Stated goal ▸ Return everything from the line containing "layers-panel-title[interactable]: Layers: [268, 96, 471, 107]" down to the line containing "drawing-viewport[interactable]: [−][Custom View][Realistic]", unchanged and with both of those lines included.

Records ▸
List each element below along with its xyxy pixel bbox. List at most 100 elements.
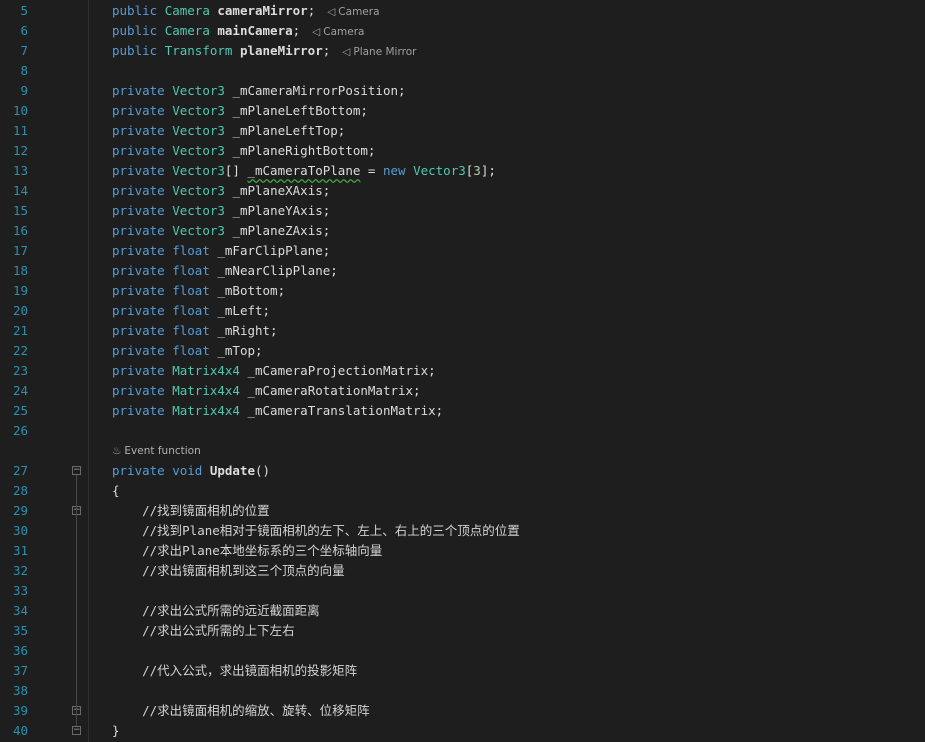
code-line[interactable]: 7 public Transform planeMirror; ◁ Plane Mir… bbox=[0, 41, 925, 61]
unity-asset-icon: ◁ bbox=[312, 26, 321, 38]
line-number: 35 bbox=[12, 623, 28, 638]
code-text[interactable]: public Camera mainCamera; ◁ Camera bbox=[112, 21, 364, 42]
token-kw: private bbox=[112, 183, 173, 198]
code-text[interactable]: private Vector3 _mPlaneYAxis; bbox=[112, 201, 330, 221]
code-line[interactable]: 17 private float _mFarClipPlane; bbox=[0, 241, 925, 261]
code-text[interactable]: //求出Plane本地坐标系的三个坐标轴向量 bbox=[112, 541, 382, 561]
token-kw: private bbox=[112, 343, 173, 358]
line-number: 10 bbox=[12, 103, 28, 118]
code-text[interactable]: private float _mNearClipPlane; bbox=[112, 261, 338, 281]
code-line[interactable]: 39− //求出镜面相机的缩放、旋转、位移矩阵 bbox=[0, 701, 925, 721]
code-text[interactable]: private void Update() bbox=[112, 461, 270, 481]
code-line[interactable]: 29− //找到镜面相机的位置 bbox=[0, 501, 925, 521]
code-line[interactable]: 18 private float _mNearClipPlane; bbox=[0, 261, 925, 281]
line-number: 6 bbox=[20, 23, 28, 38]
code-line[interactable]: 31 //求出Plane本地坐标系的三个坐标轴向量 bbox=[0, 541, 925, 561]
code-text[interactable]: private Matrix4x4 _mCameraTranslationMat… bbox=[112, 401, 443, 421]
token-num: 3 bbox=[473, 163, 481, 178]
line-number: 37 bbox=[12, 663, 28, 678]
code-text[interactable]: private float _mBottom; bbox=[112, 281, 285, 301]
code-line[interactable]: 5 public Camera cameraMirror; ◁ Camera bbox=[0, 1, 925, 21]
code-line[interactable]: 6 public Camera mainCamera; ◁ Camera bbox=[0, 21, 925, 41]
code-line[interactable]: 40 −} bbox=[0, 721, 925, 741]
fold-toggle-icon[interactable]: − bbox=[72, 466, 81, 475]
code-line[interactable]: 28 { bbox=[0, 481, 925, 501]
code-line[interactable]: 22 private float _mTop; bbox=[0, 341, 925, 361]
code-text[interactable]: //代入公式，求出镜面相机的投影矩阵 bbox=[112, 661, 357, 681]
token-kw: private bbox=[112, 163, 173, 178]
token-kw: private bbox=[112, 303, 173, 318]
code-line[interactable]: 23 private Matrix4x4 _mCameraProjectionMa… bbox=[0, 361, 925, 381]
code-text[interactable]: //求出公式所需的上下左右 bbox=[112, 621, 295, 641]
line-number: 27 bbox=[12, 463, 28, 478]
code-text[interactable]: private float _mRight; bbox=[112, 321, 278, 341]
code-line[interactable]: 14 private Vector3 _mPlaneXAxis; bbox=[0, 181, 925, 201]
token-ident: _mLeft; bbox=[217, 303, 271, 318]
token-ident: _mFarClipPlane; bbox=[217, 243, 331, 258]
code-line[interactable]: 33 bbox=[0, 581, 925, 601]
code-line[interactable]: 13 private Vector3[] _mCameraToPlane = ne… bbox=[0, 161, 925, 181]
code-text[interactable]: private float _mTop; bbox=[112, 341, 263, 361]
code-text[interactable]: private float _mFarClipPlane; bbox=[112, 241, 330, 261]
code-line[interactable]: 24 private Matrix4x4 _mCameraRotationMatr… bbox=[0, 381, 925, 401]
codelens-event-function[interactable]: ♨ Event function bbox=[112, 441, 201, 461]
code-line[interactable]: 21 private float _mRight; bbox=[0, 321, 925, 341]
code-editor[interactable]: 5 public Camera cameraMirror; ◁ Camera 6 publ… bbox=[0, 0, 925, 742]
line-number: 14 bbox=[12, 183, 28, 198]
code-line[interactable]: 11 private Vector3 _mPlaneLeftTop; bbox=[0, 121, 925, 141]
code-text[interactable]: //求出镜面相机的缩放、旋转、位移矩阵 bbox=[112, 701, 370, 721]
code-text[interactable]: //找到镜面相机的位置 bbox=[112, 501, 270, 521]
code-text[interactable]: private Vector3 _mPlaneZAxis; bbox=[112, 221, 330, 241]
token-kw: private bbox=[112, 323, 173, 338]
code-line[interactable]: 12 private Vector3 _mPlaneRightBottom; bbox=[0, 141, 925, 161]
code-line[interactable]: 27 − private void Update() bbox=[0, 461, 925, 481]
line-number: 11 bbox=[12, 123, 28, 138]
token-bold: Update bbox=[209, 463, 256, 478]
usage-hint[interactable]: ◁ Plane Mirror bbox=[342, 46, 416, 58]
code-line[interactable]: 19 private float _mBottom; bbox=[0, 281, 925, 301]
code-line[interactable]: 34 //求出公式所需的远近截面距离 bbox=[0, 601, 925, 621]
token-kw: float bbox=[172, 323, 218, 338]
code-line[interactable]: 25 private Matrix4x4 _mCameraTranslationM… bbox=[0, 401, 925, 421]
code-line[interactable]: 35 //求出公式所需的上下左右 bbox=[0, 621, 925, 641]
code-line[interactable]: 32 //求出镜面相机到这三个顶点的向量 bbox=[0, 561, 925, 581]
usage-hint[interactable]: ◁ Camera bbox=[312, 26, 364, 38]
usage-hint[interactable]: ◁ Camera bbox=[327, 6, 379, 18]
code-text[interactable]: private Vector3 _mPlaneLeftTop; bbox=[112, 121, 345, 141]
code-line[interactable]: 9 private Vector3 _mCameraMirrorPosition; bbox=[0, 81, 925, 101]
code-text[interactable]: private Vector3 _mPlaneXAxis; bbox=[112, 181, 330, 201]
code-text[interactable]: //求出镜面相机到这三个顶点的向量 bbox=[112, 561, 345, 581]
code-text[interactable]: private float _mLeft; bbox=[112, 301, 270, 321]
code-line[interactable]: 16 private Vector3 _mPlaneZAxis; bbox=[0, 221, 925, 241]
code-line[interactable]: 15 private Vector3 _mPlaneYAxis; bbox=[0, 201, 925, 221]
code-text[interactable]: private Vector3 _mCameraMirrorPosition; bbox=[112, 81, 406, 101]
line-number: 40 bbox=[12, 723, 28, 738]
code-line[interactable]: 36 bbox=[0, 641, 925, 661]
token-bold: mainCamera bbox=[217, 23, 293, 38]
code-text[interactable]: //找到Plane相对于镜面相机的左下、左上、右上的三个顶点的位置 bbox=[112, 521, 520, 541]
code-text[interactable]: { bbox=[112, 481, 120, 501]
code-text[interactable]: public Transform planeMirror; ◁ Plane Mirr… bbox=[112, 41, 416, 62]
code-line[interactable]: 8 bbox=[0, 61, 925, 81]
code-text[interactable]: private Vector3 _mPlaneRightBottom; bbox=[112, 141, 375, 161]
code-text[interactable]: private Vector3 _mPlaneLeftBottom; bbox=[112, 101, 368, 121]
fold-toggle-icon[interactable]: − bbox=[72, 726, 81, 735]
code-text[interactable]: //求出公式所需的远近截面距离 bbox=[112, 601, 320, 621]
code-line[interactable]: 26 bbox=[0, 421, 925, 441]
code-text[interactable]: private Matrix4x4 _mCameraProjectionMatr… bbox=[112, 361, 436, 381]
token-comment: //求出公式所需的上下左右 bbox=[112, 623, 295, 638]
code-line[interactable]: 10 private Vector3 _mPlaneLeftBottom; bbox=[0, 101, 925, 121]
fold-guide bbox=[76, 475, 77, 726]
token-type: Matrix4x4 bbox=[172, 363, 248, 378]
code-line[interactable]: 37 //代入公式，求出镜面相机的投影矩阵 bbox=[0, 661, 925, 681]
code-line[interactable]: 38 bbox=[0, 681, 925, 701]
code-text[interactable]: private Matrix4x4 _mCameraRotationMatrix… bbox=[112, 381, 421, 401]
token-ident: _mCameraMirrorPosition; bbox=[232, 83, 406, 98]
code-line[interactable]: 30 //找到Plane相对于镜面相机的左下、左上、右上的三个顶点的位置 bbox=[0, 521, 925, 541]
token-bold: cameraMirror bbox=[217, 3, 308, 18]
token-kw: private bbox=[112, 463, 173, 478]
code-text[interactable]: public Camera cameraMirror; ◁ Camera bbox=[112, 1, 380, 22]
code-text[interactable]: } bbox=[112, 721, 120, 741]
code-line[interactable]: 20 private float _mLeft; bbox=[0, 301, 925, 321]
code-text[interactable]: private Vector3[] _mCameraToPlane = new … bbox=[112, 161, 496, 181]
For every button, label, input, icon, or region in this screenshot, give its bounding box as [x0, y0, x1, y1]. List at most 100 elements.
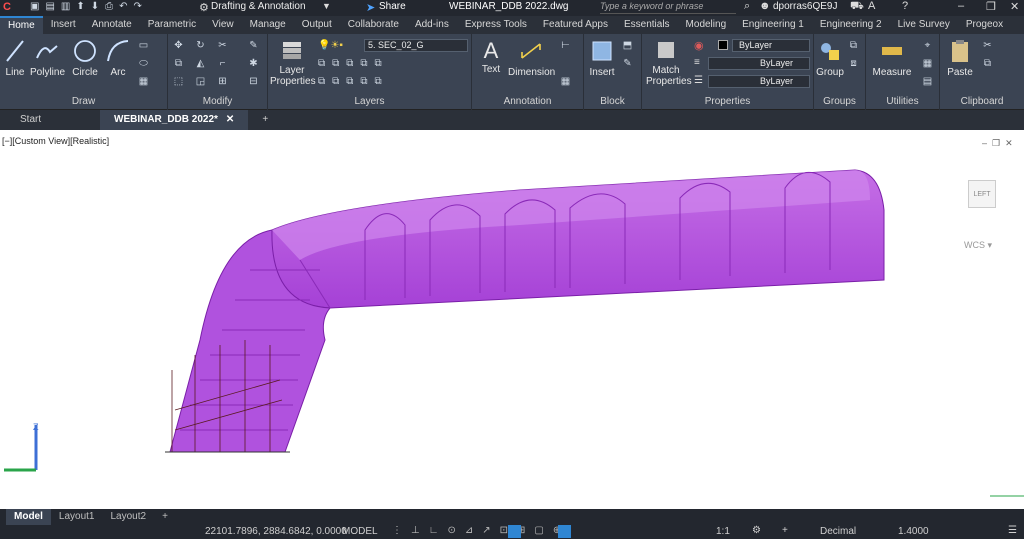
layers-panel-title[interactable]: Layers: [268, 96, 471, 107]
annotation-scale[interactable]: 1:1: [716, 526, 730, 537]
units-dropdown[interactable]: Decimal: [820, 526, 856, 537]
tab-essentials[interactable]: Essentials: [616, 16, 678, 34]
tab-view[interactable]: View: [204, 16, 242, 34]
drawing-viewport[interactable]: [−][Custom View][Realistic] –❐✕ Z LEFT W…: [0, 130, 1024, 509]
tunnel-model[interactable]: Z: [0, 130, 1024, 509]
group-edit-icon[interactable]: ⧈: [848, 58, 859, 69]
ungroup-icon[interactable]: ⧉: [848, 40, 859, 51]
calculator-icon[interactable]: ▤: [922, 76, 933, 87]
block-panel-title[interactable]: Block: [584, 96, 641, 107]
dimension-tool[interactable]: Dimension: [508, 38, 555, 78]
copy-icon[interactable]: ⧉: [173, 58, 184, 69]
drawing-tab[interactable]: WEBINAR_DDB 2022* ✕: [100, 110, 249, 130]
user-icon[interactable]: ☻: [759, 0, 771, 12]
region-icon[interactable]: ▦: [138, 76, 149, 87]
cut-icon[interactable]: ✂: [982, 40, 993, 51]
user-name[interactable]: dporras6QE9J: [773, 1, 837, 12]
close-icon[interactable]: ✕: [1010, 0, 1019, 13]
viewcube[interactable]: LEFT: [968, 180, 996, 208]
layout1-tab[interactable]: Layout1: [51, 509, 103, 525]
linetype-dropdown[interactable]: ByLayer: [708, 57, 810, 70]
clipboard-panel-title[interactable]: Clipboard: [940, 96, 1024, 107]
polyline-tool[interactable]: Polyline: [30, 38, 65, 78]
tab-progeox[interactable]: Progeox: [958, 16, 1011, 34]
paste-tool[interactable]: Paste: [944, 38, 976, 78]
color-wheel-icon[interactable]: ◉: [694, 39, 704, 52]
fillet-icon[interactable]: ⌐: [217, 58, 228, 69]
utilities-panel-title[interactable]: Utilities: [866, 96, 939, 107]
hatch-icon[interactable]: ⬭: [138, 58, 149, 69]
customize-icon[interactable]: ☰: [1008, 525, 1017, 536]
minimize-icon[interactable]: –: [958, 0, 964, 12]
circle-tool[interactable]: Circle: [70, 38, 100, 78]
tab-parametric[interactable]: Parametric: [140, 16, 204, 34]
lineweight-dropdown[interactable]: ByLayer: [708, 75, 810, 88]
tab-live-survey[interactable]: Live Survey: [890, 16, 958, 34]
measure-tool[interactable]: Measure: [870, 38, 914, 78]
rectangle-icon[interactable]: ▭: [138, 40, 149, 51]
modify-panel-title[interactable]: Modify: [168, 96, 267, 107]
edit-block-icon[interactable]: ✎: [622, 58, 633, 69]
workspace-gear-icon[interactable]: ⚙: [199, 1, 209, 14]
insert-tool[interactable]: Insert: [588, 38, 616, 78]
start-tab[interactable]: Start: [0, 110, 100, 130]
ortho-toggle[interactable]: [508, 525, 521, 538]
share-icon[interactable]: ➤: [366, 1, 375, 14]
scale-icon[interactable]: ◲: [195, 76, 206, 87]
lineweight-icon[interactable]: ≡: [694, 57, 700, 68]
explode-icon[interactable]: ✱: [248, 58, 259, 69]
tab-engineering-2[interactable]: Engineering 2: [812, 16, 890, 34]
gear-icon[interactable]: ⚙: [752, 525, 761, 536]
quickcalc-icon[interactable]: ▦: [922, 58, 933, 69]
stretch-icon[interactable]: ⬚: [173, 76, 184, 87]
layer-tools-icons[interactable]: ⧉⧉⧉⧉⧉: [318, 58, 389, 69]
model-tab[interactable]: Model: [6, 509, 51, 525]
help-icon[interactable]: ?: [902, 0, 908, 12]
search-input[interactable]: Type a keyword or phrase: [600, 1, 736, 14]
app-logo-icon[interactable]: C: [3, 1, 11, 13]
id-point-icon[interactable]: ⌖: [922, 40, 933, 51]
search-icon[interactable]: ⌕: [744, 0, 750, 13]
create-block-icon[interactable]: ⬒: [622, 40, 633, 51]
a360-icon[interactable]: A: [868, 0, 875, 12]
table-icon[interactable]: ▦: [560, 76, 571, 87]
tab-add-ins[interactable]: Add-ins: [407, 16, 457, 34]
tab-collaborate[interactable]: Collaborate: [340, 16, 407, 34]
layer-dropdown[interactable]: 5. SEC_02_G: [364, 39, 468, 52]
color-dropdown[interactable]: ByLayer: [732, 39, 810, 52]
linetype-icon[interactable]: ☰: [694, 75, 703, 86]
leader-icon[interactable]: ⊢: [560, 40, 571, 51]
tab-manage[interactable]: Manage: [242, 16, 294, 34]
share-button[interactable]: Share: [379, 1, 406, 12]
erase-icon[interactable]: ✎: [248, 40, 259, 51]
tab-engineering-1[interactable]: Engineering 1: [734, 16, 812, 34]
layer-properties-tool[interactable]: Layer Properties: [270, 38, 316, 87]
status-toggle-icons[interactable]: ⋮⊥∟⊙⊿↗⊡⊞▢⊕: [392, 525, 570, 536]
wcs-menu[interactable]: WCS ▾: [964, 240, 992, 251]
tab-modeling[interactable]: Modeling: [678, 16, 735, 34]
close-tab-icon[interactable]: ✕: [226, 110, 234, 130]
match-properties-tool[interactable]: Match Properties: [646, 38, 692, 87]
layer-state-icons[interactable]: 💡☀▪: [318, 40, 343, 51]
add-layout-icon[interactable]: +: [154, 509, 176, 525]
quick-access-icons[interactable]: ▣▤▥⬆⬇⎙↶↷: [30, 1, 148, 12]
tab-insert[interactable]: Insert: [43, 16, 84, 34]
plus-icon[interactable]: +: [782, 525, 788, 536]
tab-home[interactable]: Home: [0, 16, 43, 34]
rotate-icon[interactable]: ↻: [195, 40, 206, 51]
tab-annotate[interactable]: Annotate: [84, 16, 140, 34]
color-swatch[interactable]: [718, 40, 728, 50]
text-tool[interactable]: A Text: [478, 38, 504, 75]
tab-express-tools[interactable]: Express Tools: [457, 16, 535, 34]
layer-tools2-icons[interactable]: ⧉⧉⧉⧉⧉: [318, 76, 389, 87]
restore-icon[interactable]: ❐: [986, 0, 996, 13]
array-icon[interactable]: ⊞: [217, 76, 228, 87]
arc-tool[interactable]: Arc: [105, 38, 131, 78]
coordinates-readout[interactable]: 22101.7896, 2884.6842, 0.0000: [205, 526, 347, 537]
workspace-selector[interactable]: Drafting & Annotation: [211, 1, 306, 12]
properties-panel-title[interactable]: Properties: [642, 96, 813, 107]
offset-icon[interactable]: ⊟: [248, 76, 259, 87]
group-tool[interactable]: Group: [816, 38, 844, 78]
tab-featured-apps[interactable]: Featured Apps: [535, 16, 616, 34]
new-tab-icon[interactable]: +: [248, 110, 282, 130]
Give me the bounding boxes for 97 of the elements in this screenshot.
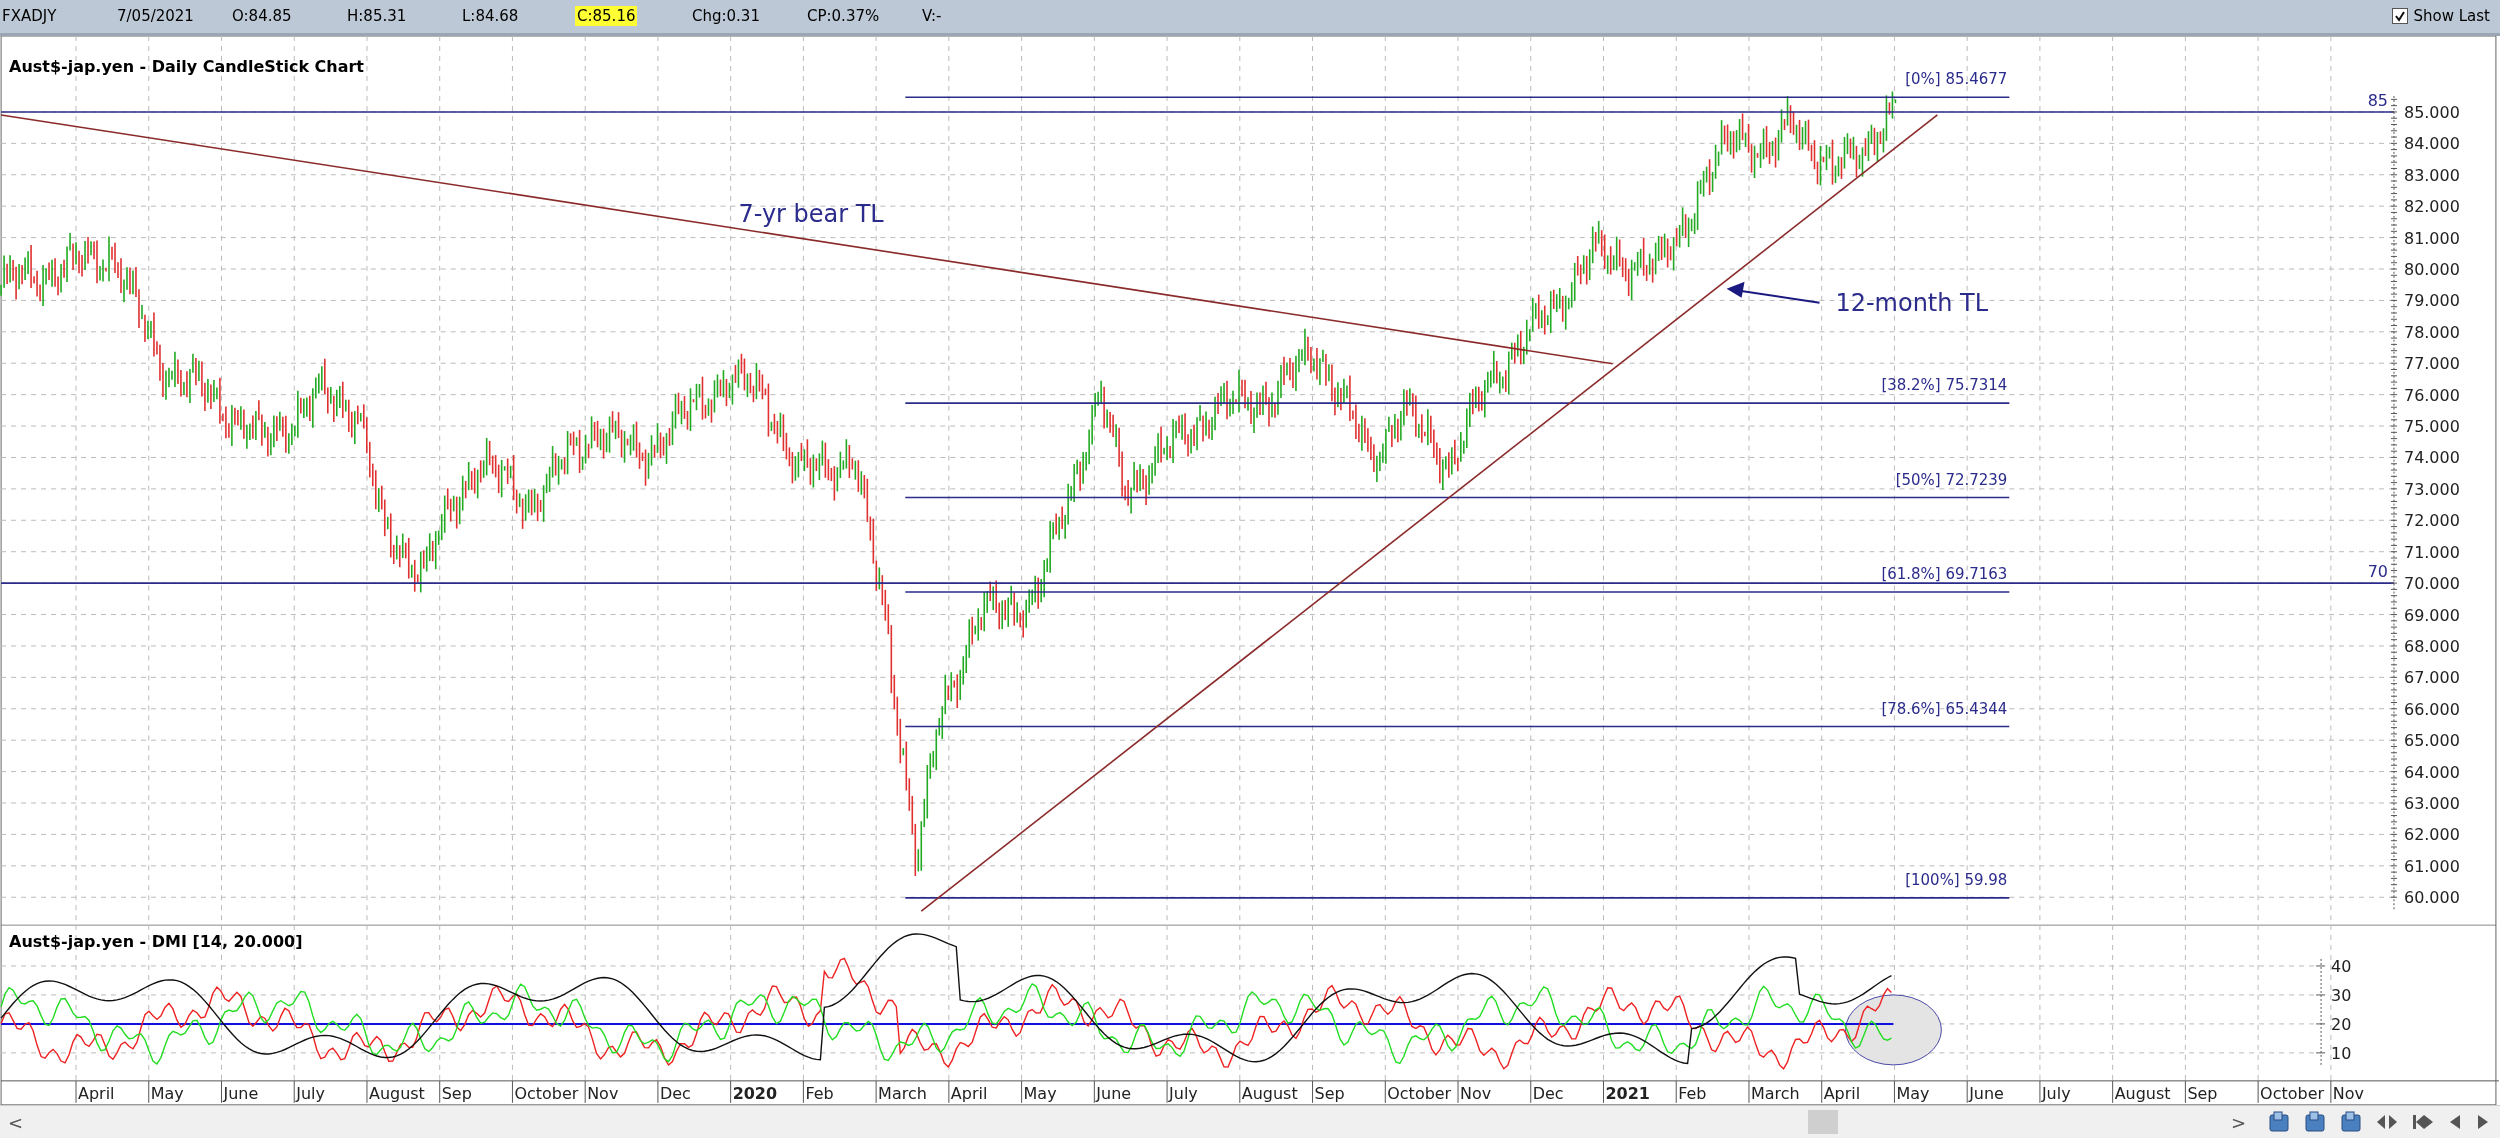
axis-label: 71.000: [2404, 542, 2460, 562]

Worked solution ▸
layers-panel-title[interactable]: Layers: [268, 96, 471, 107]
annotation-scale[interactable]: 1:1: [716, 526, 730, 537]
units-dropdown[interactable]: Decimal: [820, 526, 856, 537]
tab-essentials[interactable]: Essentials: [616, 16, 678, 34]
tab-view[interactable]: View: [204, 16, 242, 34]
drawing-viewport[interactable]: [−][Custom View][Realistic] –❐✕ Z LEFT W…: [0, 130, 1024, 509]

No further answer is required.